_WHAT TO PRODUCE_.
Write down every entry below once more, exactly.

-- Begin DATA SUPPLIED --

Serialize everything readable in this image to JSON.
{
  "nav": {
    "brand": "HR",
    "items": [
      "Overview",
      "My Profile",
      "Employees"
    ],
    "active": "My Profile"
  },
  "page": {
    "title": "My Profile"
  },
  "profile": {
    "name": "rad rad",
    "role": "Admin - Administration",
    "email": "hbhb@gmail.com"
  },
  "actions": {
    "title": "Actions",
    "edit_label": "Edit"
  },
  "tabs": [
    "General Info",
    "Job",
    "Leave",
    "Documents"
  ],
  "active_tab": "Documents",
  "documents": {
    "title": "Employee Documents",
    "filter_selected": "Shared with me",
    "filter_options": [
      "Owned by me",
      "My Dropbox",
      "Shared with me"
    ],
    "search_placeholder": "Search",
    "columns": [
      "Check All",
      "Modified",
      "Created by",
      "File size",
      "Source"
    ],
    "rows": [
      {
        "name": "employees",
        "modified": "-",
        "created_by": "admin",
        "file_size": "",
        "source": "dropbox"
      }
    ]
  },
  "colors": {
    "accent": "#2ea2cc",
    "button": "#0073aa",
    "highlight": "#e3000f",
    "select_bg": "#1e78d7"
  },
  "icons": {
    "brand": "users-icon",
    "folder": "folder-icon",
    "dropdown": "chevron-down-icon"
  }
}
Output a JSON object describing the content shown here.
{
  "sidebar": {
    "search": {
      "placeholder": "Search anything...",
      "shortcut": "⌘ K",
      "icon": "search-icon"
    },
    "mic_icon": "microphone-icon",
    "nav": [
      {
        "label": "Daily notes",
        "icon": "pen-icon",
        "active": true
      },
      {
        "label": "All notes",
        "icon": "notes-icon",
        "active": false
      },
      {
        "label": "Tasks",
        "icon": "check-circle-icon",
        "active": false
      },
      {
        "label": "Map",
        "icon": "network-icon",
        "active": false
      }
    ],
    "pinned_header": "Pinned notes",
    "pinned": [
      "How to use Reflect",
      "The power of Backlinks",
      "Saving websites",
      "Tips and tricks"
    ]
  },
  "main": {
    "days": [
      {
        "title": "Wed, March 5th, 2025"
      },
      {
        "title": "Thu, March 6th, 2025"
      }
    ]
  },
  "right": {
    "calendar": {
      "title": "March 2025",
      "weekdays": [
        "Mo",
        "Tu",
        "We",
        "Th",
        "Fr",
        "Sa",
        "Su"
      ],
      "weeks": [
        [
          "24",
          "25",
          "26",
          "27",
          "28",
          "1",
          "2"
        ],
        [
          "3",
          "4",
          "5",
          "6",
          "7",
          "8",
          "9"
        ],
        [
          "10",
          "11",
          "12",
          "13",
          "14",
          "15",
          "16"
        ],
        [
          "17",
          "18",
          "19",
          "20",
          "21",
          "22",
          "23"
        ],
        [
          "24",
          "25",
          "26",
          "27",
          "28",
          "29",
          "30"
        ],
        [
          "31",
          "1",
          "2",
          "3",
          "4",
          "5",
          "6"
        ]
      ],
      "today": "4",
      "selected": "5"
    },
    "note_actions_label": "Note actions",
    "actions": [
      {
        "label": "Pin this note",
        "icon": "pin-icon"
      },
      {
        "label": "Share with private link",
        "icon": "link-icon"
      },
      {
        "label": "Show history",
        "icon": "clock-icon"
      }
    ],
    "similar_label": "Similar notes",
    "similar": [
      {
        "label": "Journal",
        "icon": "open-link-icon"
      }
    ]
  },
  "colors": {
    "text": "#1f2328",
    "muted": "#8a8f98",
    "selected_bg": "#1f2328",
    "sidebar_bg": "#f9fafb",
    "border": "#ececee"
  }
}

-- End DATA SUPPLIED --

_SOLVED PROBLEM_.
Serialize everything readable in this image to JSON.
{
  "nav": {
    "brand": "HR",
    "items": [
      "Overview",
      "My Profile",
      "Employees"
    ],
    "active": "My Profile"
  },
  "page": {
    "title": "My Profile"
  },
  "profile": {
    "name": "rad rad",
    "role": "Admin - Administration",
    "email": "hbhb@gmail.com"
  },
  "actions": {
    "title": "Actions",
    "edit_label": "Edit"
  },
  "tabs": [
    "General Info",
    "Job",
    "Leave",
    "Documents"
  ],
  "active_tab": "Documents",
  "documents": {
    "title": "Employee Documents",
    "filter_selected": "Shared with me",
    "filter_options": [
      "Owned by me",
      "My Dropbox",
      "Shared with me"
    ],
    "search_placeholder": "Search",
    "columns": [
      "Check All",
      "Modified",
      "Created by",
      "File size",
      "Source"
    ],
    "rows": [
      {
        "name": "employees",
        "modified": "-",
        "created_by": "admin",
        "file_size": "",
        "source": "dropbox"
      }
    ]
  },
  "colors": {
    "accent": "#2ea2cc",
    "button": "#0073aa",
    "highlight": "#e3000f",
    "select_bg": "#1e78d7"
  },
  "icons": {
    "brand": "users-icon",
    "folder": "folder-icon",
    "dropdown": "chevron-down-icon"
  }
}
Output a JSON object describing the content shown here.
{
  "sidebar": {
    "search": {
      "placeholder": "Search anything...",
      "shortcut": "⌘ K",
      "icon": "search-icon"
    },
    "mic_icon": "microphone-icon",
    "nav": [
      {
        "label": "Daily notes",
        "icon": "pen-icon",
        "active": true
      },
      {
        "label": "All notes",
        "icon": "notes-icon",
        "active": false
      },
      {
        "label": "Tasks",
        "icon": "check-circle-icon",
        "active": false
      },
      {
        "label": "Map",
        "icon": "network-icon",
        "active": false
      }
    ],
    "pinned_header": "Pinned notes",
    "pinned": [
      "How to use Reflect",
      "The power of Backlinks",
      "Saving websites",
      "Tips and tricks"
    ]
  },
  "main": {
    "days": [
      {
        "title": "Wed, March 5th, 2025"
      },
      {
        "title": "Thu, March 6th, 2025"
      }
    ]
  },
  "right": {
    "calendar": {
      "title": "March 2025",
      "weekdays": [
        "Mo",
        "Tu",
        "We",
        "Th",
        "Fr",
        "Sa",
        "Su"
      ],
      "weeks": [
        [
          "24",
          "25",
          "26",
          "27",
          "28",
          "1",
          "2"
        ],
        [
          "3",
          "4",
          "5",
          "6",
          "7",
          "8",
          "9"
        ],
        [
          "10",
          "11",
          "12",
          "13",
          "14",
          "15",
          "16"
        ],
        [
          "17",
          "18",
          "19",
          "20",
          "21",
          "22",
          "23"
        ],
        [
          "24",
          "25",
          "26",
          "27",
          "28",
          "29",
          "30"
        ],
        [
          "31",
          "1",
          "2",
          "3",
          "4",
          "5",
          "6"
        ]
      ],
      "today": "4",
      "selected": "5"
    },
    "note_actions_label": "Note actions",
    "actions": [
      {
        "label": "Pin this note",
        "icon": "pin-icon"
      },
      {
        "label": "Share with private link",
        "icon": "link-icon"
      },
      {
        "label": "Show history",
        "icon": "clock-icon"
      }
    ],
    "similar_label": "Similar notes",
    "similar": [
      {
        "label": "Journal",
        "icon": "open-link-icon"
      }
    ]
  },
  "colors": {
    "text": "#1f2328",
    "muted": "#8a8f98",
    "selected_bg": "#1f2328",
    "sidebar_bg": "#f9fafb",
    "border": "#ececee"
  }
}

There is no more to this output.